Stored records:
++++++++++

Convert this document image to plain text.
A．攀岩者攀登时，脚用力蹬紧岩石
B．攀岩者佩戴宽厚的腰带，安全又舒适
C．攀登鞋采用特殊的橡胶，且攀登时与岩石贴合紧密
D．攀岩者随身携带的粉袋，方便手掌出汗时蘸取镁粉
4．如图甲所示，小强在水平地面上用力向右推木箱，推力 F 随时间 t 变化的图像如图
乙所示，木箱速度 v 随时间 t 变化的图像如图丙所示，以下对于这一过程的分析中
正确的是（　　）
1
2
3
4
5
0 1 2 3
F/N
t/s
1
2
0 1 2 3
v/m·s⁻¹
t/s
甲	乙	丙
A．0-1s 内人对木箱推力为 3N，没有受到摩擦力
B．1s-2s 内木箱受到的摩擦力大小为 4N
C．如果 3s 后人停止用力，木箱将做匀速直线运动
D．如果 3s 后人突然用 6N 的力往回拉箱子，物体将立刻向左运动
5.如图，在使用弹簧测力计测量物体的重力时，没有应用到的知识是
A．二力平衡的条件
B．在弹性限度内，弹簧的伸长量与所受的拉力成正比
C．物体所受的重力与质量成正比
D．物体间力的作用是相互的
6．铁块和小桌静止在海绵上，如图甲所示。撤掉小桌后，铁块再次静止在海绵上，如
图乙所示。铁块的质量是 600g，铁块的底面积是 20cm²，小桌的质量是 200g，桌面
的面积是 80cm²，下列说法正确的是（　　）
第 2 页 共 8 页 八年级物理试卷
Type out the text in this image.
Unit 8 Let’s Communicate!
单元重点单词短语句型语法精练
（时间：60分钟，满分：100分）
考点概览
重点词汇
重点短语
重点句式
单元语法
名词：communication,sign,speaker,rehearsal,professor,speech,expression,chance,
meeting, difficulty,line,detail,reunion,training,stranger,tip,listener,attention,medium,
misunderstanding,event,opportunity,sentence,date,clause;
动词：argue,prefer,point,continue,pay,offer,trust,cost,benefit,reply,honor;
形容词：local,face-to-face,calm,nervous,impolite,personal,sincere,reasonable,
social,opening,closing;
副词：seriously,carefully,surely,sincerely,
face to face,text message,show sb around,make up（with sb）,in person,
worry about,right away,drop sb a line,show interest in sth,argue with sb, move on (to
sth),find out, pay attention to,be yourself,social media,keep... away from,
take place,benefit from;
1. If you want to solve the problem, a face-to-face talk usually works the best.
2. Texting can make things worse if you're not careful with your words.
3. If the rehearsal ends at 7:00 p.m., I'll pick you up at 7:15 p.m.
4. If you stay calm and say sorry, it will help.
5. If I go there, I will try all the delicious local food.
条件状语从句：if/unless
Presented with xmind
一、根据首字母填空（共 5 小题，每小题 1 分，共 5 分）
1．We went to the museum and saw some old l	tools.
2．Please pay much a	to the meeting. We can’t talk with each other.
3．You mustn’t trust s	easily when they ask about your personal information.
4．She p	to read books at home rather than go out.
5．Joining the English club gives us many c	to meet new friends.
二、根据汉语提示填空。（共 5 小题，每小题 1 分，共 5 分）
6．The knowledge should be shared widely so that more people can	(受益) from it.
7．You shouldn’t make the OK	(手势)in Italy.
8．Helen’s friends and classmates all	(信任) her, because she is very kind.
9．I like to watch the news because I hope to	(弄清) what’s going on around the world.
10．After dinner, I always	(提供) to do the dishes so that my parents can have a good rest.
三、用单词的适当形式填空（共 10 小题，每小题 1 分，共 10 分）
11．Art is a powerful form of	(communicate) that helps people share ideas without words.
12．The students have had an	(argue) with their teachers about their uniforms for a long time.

++++++++++

**What to work on**
Show every line from the listing above in which the string "words" appears.

**Result of the exercise**
2. Texting can make things worse if you're not careful with your words.
11．Art is a powerful form of	(communicate) that helps people share ideas without words.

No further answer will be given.